* [Data listing]
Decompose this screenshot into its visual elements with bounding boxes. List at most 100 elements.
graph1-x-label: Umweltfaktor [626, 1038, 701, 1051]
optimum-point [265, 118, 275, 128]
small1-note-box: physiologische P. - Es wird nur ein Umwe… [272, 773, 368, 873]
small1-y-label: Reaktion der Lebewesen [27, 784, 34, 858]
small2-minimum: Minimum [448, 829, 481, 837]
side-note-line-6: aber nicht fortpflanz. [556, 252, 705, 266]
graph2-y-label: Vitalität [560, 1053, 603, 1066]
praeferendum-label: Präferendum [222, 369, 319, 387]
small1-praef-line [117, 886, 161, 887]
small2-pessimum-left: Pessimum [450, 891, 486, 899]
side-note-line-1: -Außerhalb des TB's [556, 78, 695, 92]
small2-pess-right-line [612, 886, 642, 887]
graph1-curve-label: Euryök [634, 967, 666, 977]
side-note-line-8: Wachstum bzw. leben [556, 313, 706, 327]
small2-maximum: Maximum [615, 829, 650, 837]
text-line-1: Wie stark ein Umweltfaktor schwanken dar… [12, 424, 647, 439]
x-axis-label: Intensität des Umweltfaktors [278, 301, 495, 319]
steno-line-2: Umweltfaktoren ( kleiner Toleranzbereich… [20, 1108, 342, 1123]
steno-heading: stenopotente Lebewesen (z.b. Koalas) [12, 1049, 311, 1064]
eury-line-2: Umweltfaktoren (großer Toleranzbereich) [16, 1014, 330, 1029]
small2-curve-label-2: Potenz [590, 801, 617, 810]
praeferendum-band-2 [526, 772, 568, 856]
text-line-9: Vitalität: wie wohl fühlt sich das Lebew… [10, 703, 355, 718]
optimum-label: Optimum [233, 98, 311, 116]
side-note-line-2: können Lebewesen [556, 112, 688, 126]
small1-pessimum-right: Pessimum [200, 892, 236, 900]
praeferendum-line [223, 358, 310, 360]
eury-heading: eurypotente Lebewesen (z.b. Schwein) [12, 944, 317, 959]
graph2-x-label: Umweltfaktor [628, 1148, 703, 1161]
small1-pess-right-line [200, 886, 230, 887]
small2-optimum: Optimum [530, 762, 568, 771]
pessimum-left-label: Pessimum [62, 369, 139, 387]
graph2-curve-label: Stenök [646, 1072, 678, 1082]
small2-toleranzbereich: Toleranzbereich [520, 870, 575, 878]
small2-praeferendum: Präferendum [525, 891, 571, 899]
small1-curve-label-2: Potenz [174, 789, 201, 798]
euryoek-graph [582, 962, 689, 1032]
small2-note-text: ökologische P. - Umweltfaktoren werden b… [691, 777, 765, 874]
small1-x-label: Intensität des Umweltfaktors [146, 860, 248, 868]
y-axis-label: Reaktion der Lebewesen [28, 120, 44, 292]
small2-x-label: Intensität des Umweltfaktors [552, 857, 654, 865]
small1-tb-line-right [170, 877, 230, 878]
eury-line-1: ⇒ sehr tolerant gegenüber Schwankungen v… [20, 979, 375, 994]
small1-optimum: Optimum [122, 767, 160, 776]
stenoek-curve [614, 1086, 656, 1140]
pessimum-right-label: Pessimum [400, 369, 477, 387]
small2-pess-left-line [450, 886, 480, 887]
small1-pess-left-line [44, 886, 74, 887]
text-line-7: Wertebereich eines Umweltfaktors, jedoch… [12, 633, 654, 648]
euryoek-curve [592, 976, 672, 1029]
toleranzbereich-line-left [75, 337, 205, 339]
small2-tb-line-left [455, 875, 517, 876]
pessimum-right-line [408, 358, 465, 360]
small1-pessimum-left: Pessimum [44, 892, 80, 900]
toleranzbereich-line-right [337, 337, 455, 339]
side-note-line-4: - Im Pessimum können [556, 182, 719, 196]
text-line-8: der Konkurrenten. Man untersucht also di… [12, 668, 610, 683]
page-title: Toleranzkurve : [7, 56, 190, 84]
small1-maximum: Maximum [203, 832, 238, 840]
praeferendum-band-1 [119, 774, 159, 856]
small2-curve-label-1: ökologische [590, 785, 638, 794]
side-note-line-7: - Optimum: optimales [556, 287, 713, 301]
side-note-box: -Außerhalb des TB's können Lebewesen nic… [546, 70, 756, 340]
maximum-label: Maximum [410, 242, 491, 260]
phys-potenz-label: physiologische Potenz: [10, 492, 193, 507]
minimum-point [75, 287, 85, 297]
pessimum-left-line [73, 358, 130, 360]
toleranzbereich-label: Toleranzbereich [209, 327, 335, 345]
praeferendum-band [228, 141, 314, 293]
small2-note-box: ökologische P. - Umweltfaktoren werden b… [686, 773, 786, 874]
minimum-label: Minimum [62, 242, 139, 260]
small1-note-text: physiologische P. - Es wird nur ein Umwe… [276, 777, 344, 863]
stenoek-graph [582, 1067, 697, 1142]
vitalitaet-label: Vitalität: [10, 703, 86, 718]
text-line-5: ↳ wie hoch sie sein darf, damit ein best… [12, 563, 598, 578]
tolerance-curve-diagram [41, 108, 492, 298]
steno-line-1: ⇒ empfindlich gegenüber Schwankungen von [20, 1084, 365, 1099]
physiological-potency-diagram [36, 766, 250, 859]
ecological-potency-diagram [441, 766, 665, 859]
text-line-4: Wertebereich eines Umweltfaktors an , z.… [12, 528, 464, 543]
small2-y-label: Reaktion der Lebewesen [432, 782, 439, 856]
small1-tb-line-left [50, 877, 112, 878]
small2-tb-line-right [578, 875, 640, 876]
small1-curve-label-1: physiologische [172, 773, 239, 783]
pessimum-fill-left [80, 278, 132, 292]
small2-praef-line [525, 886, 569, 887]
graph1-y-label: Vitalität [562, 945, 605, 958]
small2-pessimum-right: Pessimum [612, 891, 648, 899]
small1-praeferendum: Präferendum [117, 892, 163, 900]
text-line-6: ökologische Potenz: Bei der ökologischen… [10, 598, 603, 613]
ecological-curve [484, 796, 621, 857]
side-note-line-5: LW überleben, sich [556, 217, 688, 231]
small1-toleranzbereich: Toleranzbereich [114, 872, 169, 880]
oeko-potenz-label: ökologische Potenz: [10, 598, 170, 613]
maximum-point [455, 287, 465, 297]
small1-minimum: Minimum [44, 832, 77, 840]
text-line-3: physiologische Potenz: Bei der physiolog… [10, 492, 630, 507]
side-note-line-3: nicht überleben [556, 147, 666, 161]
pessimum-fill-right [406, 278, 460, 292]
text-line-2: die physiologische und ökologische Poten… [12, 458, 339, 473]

* [What the exercise asks] Please revise the data above by replacing every "Vitalität" with "Lebenskraft" and leaving everything else unchanged.

* [Reply]
Decompose this screenshot into its visual elements with bounding boxes. List at most 100 elements.
graph1-x-label: Umweltfaktor [626, 1038, 701, 1051]
optimum-point [265, 118, 275, 128]
small1-note-box: physiologische P. - Es wird nur ein Umwe… [272, 773, 368, 873]
small1-y-label: Reaktion der Lebewesen [27, 784, 34, 858]
small2-minimum: Minimum [448, 829, 481, 837]
side-note-line-6: aber nicht fortpflanz. [556, 252, 705, 266]
graph2-y-label: Lebenskraft [560, 1053, 603, 1066]
praeferendum-label: Präferendum [222, 369, 319, 387]
small1-praef-line [117, 886, 161, 887]
small2-pessimum-left: Pessimum [450, 891, 486, 899]
side-note-line-1: -Außerhalb des TB's [556, 78, 695, 92]
small2-pess-right-line [612, 886, 642, 887]
graph1-curve-label: Euryök [634, 967, 666, 977]
side-note-line-8: Wachstum bzw. leben [556, 313, 706, 327]
small2-maximum: Maximum [615, 829, 650, 837]
text-line-1: Wie stark ein Umweltfaktor schwanken dar… [12, 424, 647, 439]
x-axis-label: Intensität des Umweltfaktors [278, 301, 495, 319]
steno-line-2: Umweltfaktoren ( kleiner Toleranzbereich… [20, 1108, 342, 1123]
steno-heading: stenopotente Lebewesen (z.b. Koalas) [12, 1049, 311, 1064]
eury-line-2: Umweltfaktoren (großer Toleranzbereich) [16, 1014, 330, 1029]
small2-curve-label-2: Potenz [590, 801, 617, 810]
praeferendum-band-2 [526, 772, 568, 856]
text-line-9: Lebenskraft: wie wohl fühlt sich das Lebew… [10, 703, 355, 718]
optimum-label: Optimum [233, 98, 311, 116]
side-note-line-2: können Lebewesen [556, 112, 688, 126]
small1-pessimum-right: Pessimum [200, 892, 236, 900]
praeferendum-line [223, 358, 310, 360]
eury-heading: eurypotente Lebewesen (z.b. Schwein) [12, 944, 317, 959]
graph2-x-label: Umweltfaktor [628, 1148, 703, 1161]
small1-pess-right-line [200, 886, 230, 887]
small2-optimum: Optimum [530, 762, 568, 771]
pessimum-left-label: Pessimum [62, 369, 139, 387]
graph2-curve-label: Stenök [646, 1072, 678, 1082]
small2-toleranzbereich: Toleranzbereich [520, 870, 575, 878]
small2-praeferendum: Präferendum [525, 891, 571, 899]
small1-curve-label-2: Potenz [174, 789, 201, 798]
euryoek-graph [582, 962, 689, 1032]
small2-note-text: ökologische P. - Umweltfaktoren werden b… [691, 777, 765, 874]
small1-x-label: Intensität des Umweltfaktors [146, 860, 248, 868]
y-axis-label: Reaktion der Lebewesen [28, 120, 44, 292]
small2-x-label: Intensität des Umweltfaktors [552, 857, 654, 865]
small1-tb-line-right [170, 877, 230, 878]
eury-line-1: ⇒ sehr tolerant gegenüber Schwankungen v… [20, 979, 375, 994]
small1-optimum: Optimum [122, 767, 160, 776]
stenoek-curve [614, 1086, 656, 1140]
pessimum-right-label: Pessimum [400, 369, 477, 387]
small2-pess-left-line [450, 886, 480, 887]
small1-pess-left-line [44, 886, 74, 887]
text-line-7: Wertebereich eines Umweltfaktors, jedoch… [12, 633, 654, 648]
euryoek-curve [592, 976, 672, 1029]
toleranzbereich-line-left [75, 337, 205, 339]
small2-tb-line-left [455, 875, 517, 876]
pessimum-right-line [408, 358, 465, 360]
small1-pessimum-left: Pessimum [44, 892, 80, 900]
toleranzbereich-line-right [337, 337, 455, 339]
side-note-line-4: - Im Pessimum können [556, 182, 719, 196]
text-line-8: der Konkurrenten. Man untersucht also di… [12, 668, 610, 683]
page-title: Toleranzkurve : [7, 56, 190, 84]
small1-maximum: Maximum [203, 832, 238, 840]
praeferendum-band-1 [119, 774, 159, 856]
small2-curve-label-1: ökologische [590, 785, 638, 794]
side-note-line-7: - Optimum: optimales [556, 287, 713, 301]
side-note-box: -Außerhalb des TB's können Lebewesen nic… [546, 70, 756, 340]
maximum-label: Maximum [410, 242, 491, 260]
phys-potenz-label: physiologische Potenz: [10, 492, 193, 507]
minimum-point [75, 287, 85, 297]
pessimum-left-line [73, 358, 130, 360]
toleranzbereich-label: Toleranzbereich [209, 327, 335, 345]
praeferendum-band [228, 141, 314, 293]
small2-note-box: ökologische P. - Umweltfaktoren werden b… [686, 773, 786, 874]
minimum-label: Minimum [62, 242, 139, 260]
small1-note-text: physiologische P. - Es wird nur ein Umwe… [276, 777, 344, 863]
stenoek-graph [582, 1067, 697, 1142]
vitalitaet-label: Lebenskraft: [10, 703, 86, 718]
text-line-5: ↳ wie hoch sie sein darf, damit ein best… [12, 563, 598, 578]
tolerance-curve-diagram [41, 108, 492, 298]
steno-line-1: ⇒ empfindlich gegenüber Schwankungen von [20, 1084, 365, 1099]
physiological-potency-diagram [36, 766, 250, 859]
ecological-potency-diagram [441, 766, 665, 859]
text-line-4: Wertebereich eines Umweltfaktors an , z.… [12, 528, 464, 543]
small2-y-label: Reaktion der Lebewesen [432, 782, 439, 856]
small1-tb-line-left [50, 877, 112, 878]
small2-tb-line-right [578, 875, 640, 876]
small1-curve-label-1: physiologische [172, 773, 239, 783]
pessimum-fill-left [80, 278, 132, 292]
small2-praef-line [525, 886, 569, 887]
graph1-y-label: Lebenskraft [562, 945, 605, 958]
small2-pessimum-right: Pessimum [612, 891, 648, 899]
small1-praeferendum: Präferendum [117, 892, 163, 900]
text-line-6: ökologische Potenz: Bei der ökologischen… [10, 598, 603, 613]
ecological-curve [484, 796, 621, 857]
side-note-line-5: LW überleben, sich [556, 217, 688, 231]
small1-toleranzbereich: Toleranzbereich [114, 872, 169, 880]
oeko-potenz-label: ökologische Potenz: [10, 598, 170, 613]
maximum-point [455, 287, 465, 297]
small1-minimum: Minimum [44, 832, 77, 840]
text-line-3: physiologische Potenz: Bei der physiolog… [10, 492, 630, 507]
side-note-line-3: nicht überleben [556, 147, 666, 161]
pessimum-fill-right [406, 278, 460, 292]
text-line-2: die physiologische und ökologische Poten… [12, 458, 339, 473]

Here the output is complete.